Given request: Could you output each line of the data that follows exactly?

(Stored data entries)
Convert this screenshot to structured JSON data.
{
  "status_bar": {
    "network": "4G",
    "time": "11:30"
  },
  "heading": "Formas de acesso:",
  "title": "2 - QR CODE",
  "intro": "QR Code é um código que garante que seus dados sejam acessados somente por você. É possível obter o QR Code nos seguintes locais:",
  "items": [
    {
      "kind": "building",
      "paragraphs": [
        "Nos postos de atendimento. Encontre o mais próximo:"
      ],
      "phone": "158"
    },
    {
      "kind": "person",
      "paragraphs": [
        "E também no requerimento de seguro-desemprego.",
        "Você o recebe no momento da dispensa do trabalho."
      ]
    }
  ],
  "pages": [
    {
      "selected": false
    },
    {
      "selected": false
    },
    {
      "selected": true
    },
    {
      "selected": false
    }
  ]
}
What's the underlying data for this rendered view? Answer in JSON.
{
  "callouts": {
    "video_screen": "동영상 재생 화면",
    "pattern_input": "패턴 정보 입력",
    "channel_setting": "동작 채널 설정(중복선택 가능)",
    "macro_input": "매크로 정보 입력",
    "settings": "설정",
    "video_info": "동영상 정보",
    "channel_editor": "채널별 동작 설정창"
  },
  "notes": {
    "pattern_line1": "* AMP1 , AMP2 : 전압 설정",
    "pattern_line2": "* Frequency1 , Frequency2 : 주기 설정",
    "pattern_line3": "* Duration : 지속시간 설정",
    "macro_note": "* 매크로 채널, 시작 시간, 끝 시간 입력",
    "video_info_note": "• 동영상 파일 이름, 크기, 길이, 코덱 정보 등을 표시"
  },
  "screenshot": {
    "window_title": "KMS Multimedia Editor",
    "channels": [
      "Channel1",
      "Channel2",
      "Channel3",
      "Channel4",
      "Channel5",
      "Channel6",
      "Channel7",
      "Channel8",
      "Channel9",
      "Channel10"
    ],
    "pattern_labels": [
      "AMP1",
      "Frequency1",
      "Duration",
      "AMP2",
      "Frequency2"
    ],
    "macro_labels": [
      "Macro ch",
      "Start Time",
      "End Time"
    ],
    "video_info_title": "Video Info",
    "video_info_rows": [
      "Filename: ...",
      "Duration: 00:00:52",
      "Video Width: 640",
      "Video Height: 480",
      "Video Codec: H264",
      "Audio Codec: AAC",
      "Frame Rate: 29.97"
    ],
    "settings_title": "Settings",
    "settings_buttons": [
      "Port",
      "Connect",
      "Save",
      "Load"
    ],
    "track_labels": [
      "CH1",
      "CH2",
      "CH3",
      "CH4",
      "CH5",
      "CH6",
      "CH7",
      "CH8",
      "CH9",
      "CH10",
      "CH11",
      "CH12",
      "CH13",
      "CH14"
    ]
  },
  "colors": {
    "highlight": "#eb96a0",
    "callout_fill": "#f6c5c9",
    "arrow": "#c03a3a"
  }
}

Problem solution:
Convert this screenshot to structured JSON data.
{
  "status_bar": {
    "network": "4G",
    "time": "11:30"
  },
  "heading": "Formas de acesso:",
  "title": "2 - QR CODE",
  "intro": "QR Code é um código que garante que seus dados sejam acessados somente por você. É possível obter o QR Code nos seguintes locais:",
  "items": [
    {
      "kind": "building",
      "paragraphs": [
        "Nos postos de atendimento. Encontre o mais próximo:"
      ],
      "phone": "158"
    },
    {
      "kind": "person",
      "paragraphs": [
        "E também no requerimento de seguro-desemprego.",
        "Você o recebe no momento da dispensa do trabalho."
      ]
    }
  ],
  "pages": [
    {
      "selected": false
    },
    {
      "selected": false
    },
    {
      "selected": true
    },
    {
      "selected": false
    }
  ]
}
What's the underlying data for this rendered view? Answer in JSON.
{
  "callouts": {
    "video_screen": "동영상 재생 화면",
    "pattern_input": "패턴 정보 입력",
    "channel_setting": "동작 채널 설정(중복선택 가능)",
    "macro_input": "매크로 정보 입력",
    "settings": "설정",
    "video_info": "동영상 정보",
    "channel_editor": "채널별 동작 설정창"
  },
  "notes": {
    "pattern_line1": "* AMP1 , AMP2 : 전압 설정",
    "pattern_line2": "* Frequency1 , Frequency2 : 주기 설정",
    "pattern_line3": "* Duration : 지속시간 설정",
    "macro_note": "* 매크로 채널, 시작 시간, 끝 시간 입력",
    "video_info_note": "• 동영상 파일 이름, 크기, 길이, 코덱 정보 등을 표시"
  },
  "screenshot": {
    "window_title": "KMS Multimedia Editor",
    "channels": [
      "Channel1",
      "Channel2",
      "Channel3",
      "Channel4",
      "Channel5",
      "Channel6",
      "Channel7",
      "Channel8",
      "Channel9",
      "Channel10"
    ],
    "pattern_labels": [
      "AMP1",
      "Frequency1",
      "Duration",
      "AMP2",
      "Frequency2"
    ],
    "macro_labels": [
      "Macro ch",
      "Start Time",
      "End Time"
    ],
    "video_info_title": "Video Info",
    "video_info_rows": [
      "Filename: ...",
      "Duration: 00:00:52",
      "Video Width: 640",
      "Video Height: 480",
      "Video Codec: H264",
      "Audio Codec: AAC",
      "Frame Rate: 29.97"
    ],
    "settings_title": "Settings",
    "settings_buttons": [
      "Port",
      "Connect",
      "Save",
      "Load"
    ],
    "track_labels": [
      "CH1",
      "CH2",
      "CH3",
      "CH4",
      "CH5",
      "CH6",
      "CH7",
      "CH8",
      "CH9",
      "CH10",
      "CH11",
      "CH12",
      "CH13",
      "CH14"
    ]
  },
  "colors": {
    "highlight": "#eb96a0",
    "callout_fill": "#f6c5c9",
    "arrow": "#c03a3a"
  }
}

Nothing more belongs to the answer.